▸ WHAT IS ASKED
Gather up the lines with the word "text" in them.

▸ EXCERPTED DATA

━━━━━━

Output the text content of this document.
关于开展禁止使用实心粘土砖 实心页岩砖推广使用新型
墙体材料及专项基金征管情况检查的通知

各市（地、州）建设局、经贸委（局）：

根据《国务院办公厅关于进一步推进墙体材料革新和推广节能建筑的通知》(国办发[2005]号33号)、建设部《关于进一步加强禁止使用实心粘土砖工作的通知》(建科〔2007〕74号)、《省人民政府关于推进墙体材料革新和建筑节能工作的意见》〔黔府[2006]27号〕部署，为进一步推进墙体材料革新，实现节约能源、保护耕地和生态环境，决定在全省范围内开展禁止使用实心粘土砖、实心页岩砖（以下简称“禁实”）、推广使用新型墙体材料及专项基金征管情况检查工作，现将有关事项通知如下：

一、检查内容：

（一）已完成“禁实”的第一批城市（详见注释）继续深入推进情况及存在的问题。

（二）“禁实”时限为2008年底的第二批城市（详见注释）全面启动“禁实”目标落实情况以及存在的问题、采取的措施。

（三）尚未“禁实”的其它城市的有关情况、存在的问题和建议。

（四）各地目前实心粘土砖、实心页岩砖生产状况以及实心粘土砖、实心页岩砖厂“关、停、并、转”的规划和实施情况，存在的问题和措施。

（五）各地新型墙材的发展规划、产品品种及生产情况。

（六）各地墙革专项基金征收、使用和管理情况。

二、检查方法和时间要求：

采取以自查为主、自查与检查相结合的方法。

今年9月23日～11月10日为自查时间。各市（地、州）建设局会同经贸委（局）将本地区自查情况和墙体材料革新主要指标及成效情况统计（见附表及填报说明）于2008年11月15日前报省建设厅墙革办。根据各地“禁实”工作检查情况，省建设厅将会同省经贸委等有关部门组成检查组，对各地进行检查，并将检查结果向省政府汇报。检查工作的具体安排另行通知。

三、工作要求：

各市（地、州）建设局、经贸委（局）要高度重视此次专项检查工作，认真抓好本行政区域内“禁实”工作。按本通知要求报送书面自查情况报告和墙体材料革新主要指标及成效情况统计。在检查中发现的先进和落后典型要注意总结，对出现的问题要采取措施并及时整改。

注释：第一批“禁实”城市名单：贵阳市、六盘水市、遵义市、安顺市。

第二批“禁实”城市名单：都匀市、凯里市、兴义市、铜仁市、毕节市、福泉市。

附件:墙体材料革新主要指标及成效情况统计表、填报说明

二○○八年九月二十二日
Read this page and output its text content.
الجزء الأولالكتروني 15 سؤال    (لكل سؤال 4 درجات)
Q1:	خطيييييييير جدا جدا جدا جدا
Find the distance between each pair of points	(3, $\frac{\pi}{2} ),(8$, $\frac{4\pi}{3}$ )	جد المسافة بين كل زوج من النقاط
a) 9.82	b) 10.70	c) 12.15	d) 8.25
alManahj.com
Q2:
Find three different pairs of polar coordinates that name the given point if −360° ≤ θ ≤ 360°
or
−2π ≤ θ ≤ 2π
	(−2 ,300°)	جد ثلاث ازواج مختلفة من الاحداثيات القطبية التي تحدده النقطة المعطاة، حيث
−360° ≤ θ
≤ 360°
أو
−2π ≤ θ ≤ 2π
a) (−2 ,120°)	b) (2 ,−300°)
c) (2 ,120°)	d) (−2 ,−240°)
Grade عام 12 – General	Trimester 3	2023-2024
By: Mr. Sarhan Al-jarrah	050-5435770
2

━━━━━━

▸ SOLUTION FOR THIS PROBLEM
Output the text content of this document.
Read this page and output its text content.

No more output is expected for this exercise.